- [The problem] The listing must be reproduced in full, exactly as it stands.

- [Provided records]

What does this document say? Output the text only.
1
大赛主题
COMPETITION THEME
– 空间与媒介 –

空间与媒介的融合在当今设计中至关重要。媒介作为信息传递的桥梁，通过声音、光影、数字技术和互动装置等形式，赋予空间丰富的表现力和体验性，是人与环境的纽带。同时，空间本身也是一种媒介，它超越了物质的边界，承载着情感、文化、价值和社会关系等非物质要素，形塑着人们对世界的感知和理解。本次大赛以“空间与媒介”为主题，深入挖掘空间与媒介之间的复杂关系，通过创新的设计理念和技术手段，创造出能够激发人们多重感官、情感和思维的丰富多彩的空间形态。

- [Written answer]
What does this document say? Output the text only.
1
大赛主题
COMPETITION THEME
– 空间与媒介 –

空间与媒介的融合在当今设计中至关重要。媒介作为信息传递的桥梁，通过声音、光影、数字技术和互动装置等形式，赋予空间丰富的表现力和体验性，是人与环境的纽带。同时，空间本身也是一种媒介，它超越了物质的边界，承载着情感、文化、价值和社会关系等非物质要素，形塑着人们对世界的感知和理解。本次大赛以“空间与媒介”为主题，深入挖掘空间与媒介之间的复杂关系，通过创新的设计理念和技术手段，创造出能够激发人们多重感官、情感和思维的丰富多彩的空间形态。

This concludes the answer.